EXTRACTED DATA –
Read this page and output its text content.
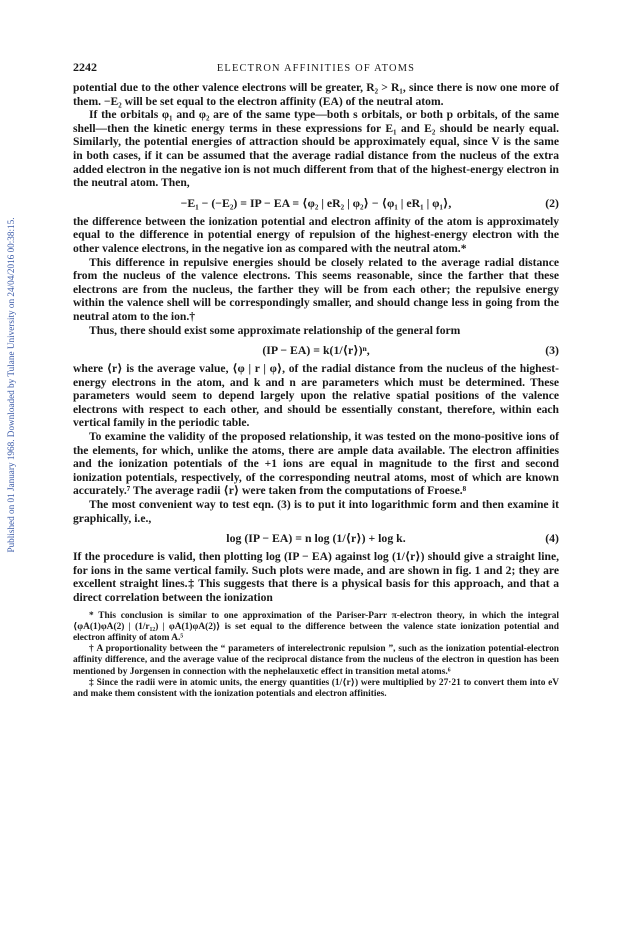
Published on 01 January 1968. Downloaded by Tulane University on 24/04/2016 00:38:15.
2242	ELECTRON AFFINITIES OF ATOMS

potential due to the other valence electrons will be greater, R₂ > R₁, since there is now one more of them. −E₂ will be set equal to the electron affinity (EA) of the neutral atom.

If the orbitals φ₁ and φ₂ are of the same type—both s orbitals, or both p orbitals, of the same shell—then the kinetic energy terms in these expressions for E₁ and E₂ should be nearly equal. Similarly, the potential energies of attraction should be approximately equal, since V is the same in both cases, if it can be assumed that the average radial distance from the nucleus of the extra added electron in the negative ion is not much different from that of the highest-energy electron in the neutral atom. Then,

−E₁ − (−E₂) = IP − EA = ⟨φ₂ | eR₂ | φ₂⟩ − ⟨φ₁ | eR₁ | φ₁⟩,	(2)

the difference between the ionization potential and electron affinity of the atom is approximately equal to the difference in potential energy of repulsion of the highest-energy electron with the other valence electrons, in the negative ion as compared with the neutral atom.*

This difference in repulsive energies should be closely related to the average radial distance from the nucleus of the valence electrons. This seems reasonable, since the farther that these electrons are from the nucleus, the farther they will be from each other; the repulsive energy within the valence shell will be correspondingly smaller, and should change less in going from the neutral atom to the ion.†

Thus, there should exist some approximate relationship of the general form

(IP − EA) = k(1/⟨r⟩)ⁿ,	(3)

where ⟨r⟩ is the average value, ⟨φ | r | φ⟩, of the radial distance from the nucleus of the highest-energy electrons in the atom, and k and n are parameters which must be determined. These parameters would seem to depend largely upon the relative spatial positions of the valence electrons with respect to each other, and should be essentially constant, therefore, within each vertical family in the periodic table.

To examine the validity of the proposed relationship, it was tested on the mono-positive ions of the elements, for which, unlike the atoms, there are ample data available. The electron affinities and the ionization potentials of the +1 ions are equal in magnitude to the first and second ionization potentials, respectively, of the corresponding neutral atoms, most of which are known accurately.⁷ The average radii ⟨r⟩ were taken from the computations of Froese.⁸

The most convenient way to test eqn. (3) is to put it into logarithmic form and then examine it graphically, i.e.,

log (IP − EA) = n log (1/⟨r⟩) + log k.	(4)

If the procedure is valid, then plotting log (IP − EA) against log (1/⟨r⟩) should give a straight line, for ions in the same vertical family. Such plots were made, and are shown in fig. 1 and 2; they are excellent straight lines.‡ This suggests that there is a physical basis for this approach, and that a direct correlation between the ionization

* This conclusion is similar to one approximation of the Pariser-Parr π-electron theory, in which the integral ⟨φA(1)φA(2) | (1/r₁₂) | φA(1)φA(2)⟩ is set equal to the difference between the valence state ionization potential and electron affinity of atom A.⁵

† A proportionality between the “ parameters of interelectronic repulsion ”, such as the ionization potential-electron affinity difference, and the average value of the reciprocal distance from the nucleus of the electron in question has been mentioned by Jorgensen in connection with the nephelauxetic effect in transition metal atoms.⁶

‡ Since the radii were in atomic units, the energy quantities (1/⟨r⟩) were multiplied by 27·21 to convert them into eV and make them consistent with the ionization potentials and electron affinities.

DIRECTIONS FOR THIS TASK – Count every line bearing the word "examine"; report the total only.

EXERCISE OUTPUT – 2